Collected data

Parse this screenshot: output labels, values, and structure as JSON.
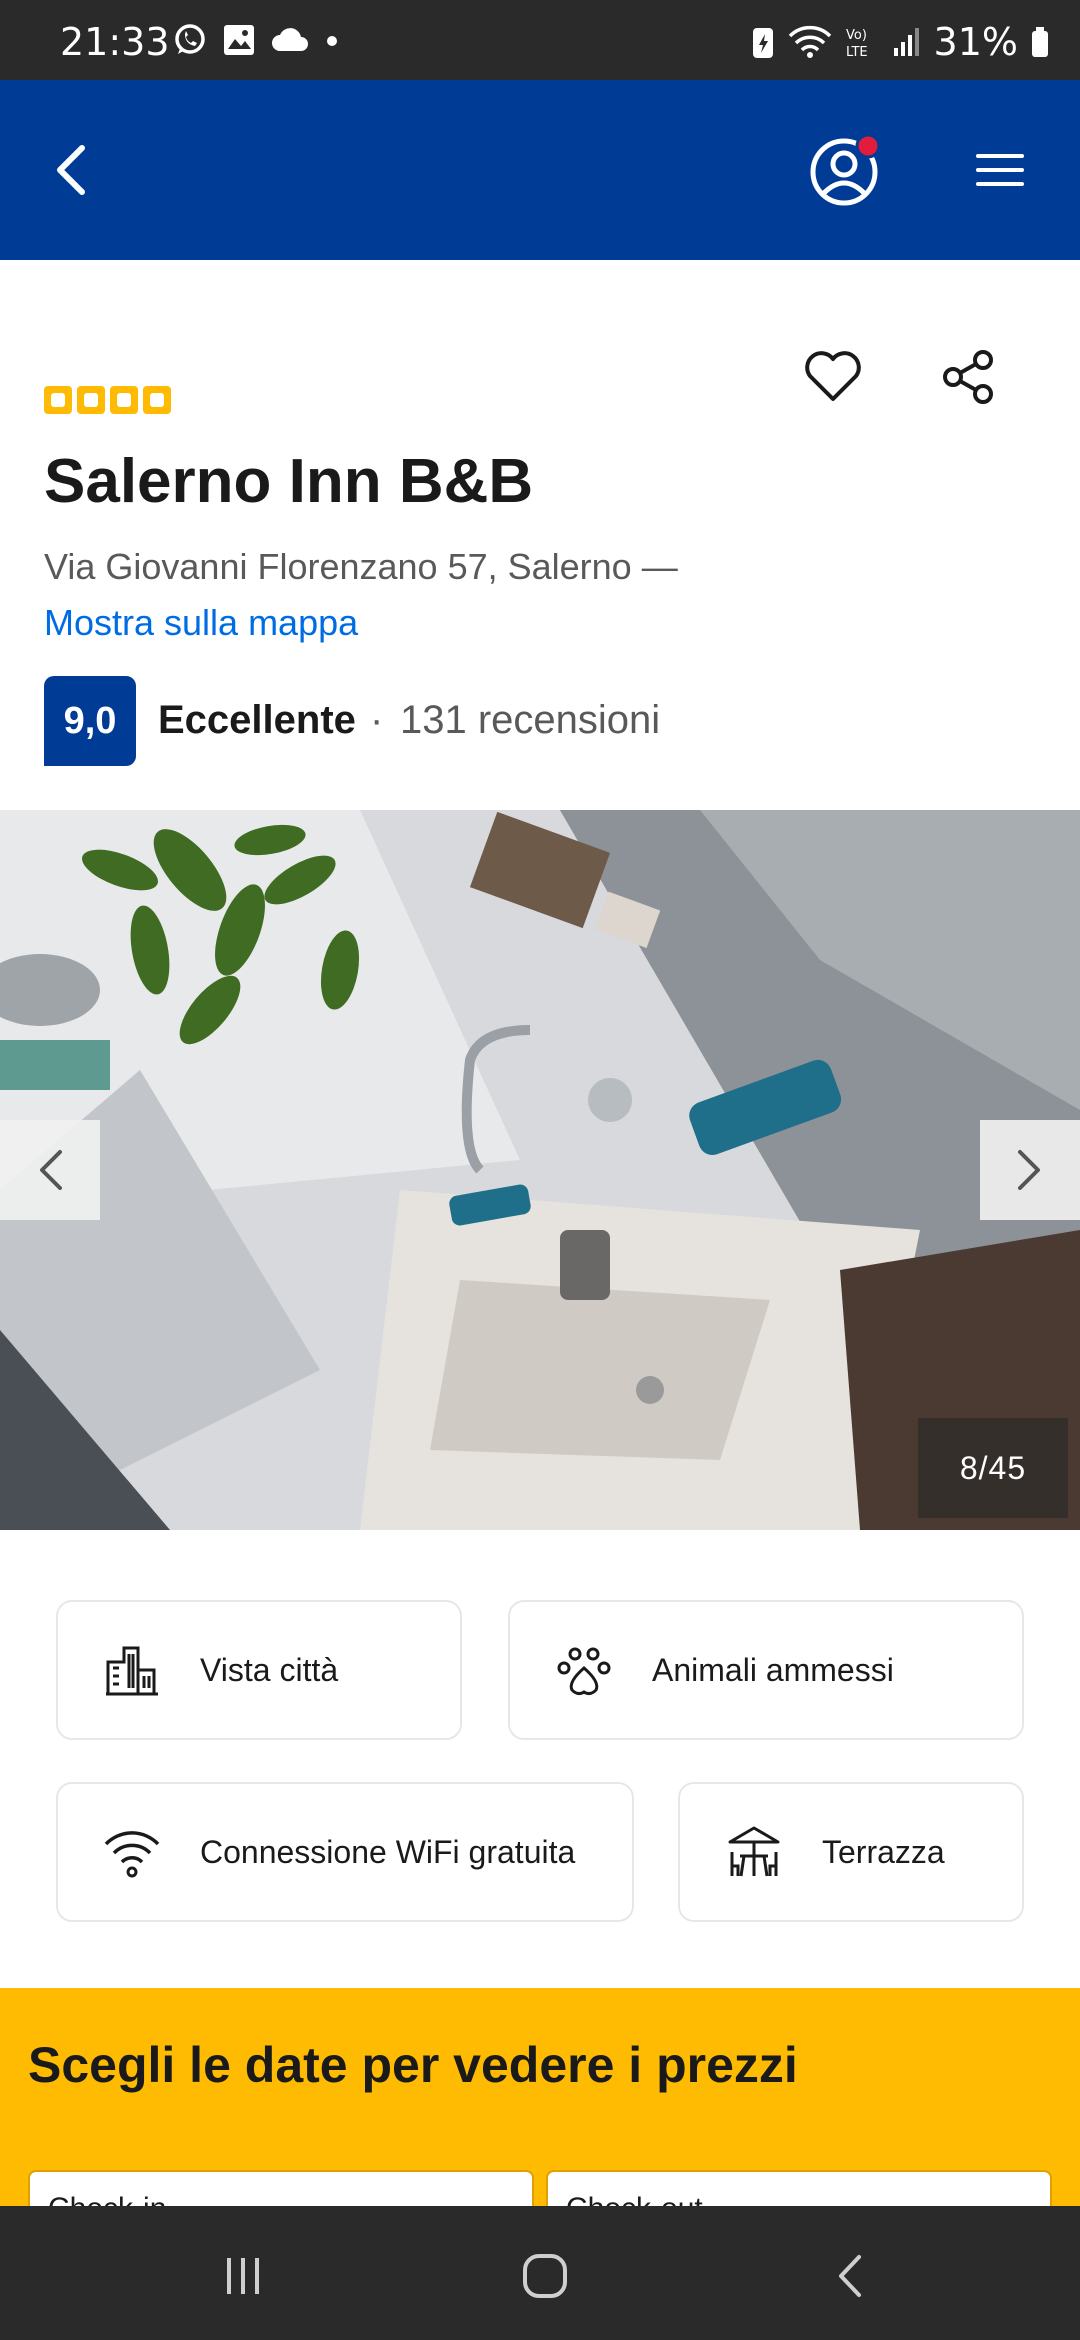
{
  "status_bar": {
    "time": "21:33",
    "battery": "31%",
    "icons": [
      "whatsapp-icon",
      "gallery-icon",
      "cloud-icon",
      "dot-icon",
      "battery-saver-icon",
      "wifi-icon",
      "volte-icon",
      "signal-icon",
      "battery-icon"
    ]
  },
  "header": {
    "icons": [
      "back-arrow-icon",
      "account-icon",
      "hamburger-menu-icon"
    ],
    "brand_color": "#003b95",
    "notification_color": "#e21c3c"
  },
  "property": {
    "star_rating": 4,
    "name": "Salerno Inn B&B",
    "address": "Via Giovanni Florenzano 57, Salerno —",
    "map_link": "Mostra sulla mappa",
    "score": "9,0",
    "score_label": "Eccellente",
    "separator": "·",
    "reviews": "131 recensioni",
    "icons": [
      "heart-icon",
      "share-icon"
    ]
  },
  "gallery": {
    "counter": "8/45",
    "icons": [
      "chevron-left-icon",
      "chevron-right-icon"
    ]
  },
  "amenities": [
    {
      "label": "Vista città",
      "icon": "city-view-icon"
    },
    {
      "label": "Animali ammessi",
      "icon": "paw-icon"
    },
    {
      "label": "Connessione WiFi gratuita",
      "icon": "wifi-icon"
    },
    {
      "label": "Terrazza",
      "icon": "terrace-icon"
    }
  ],
  "dates": {
    "title": "Scegli le date per vedere i prezzi",
    "check_in": "Check-in",
    "check_out": "Check-out",
    "accent_color": "#febb02"
  },
  "nav_bar": {
    "icons": [
      "recent-apps-icon",
      "home-icon",
      "back-icon"
    ]
  }
}
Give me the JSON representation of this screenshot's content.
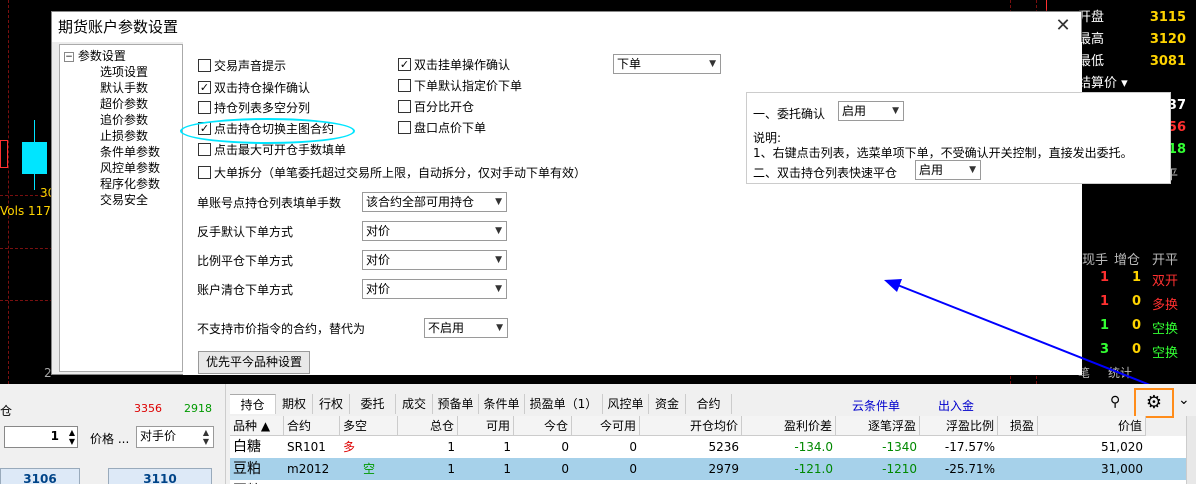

▶ **SET PROBLEM**: Each record above should be copied character for character, with pictures dropped.

▶ **SOLUTION FOR THIS PROBLEM**:
Parse this screenshot: output labels, values, and structure as JSON.
{
  "status_bar": {
    "time": "21:33",
    "battery": "31%",
    "icons": [
      "whatsapp-icon",
      "gallery-icon",
      "cloud-icon",
      "dot-icon",
      "battery-saver-icon",
      "wifi-icon",
      "volte-icon",
      "signal-icon",
      "battery-icon"
    ]
  },
  "header": {
    "icons": [
      "back-arrow-icon",
      "account-icon",
      "hamburger-menu-icon"
    ],
    "brand_color": "#003b95",
    "notification_color": "#e21c3c"
  },
  "property": {
    "star_rating": 4,
    "name": "Salerno Inn B&B",
    "address": "Via Giovanni Florenzano 57, Salerno —",
    "map_link": "Mostra sulla mappa",
    "score": "9,0",
    "score_label": "Eccellente",
    "separator": "·",
    "reviews": "131 recensioni",
    "icons": [
      "heart-icon",
      "share-icon"
    ]
  },
  "gallery": {
    "counter": "8/45",
    "icons": [
      "chevron-left-icon",
      "chevron-right-icon"
    ]
  },
  "amenities": [
    {
      "label": "Vista città",
      "icon": "city-view-icon"
    },
    {
      "label": "Animali ammessi",
      "icon": "paw-icon"
    },
    {
      "label": "Connessione WiFi gratuita",
      "icon": "wifi-icon"
    },
    {
      "label": "Terrazza",
      "icon": "terrace-icon"
    }
  ],
  "dates": {
    "title": "Scegli le date per vedere i prezzi",
    "check_in": "Check-in",
    "check_out": "Check-out",
    "accent_color": "#febb02"
  },
  "nav_bar": {
    "icons": [
      "recent-apps-icon",
      "home-icon",
      "back-icon"
    ]
  }
}
Give me the JSON representation of this screenshot's content.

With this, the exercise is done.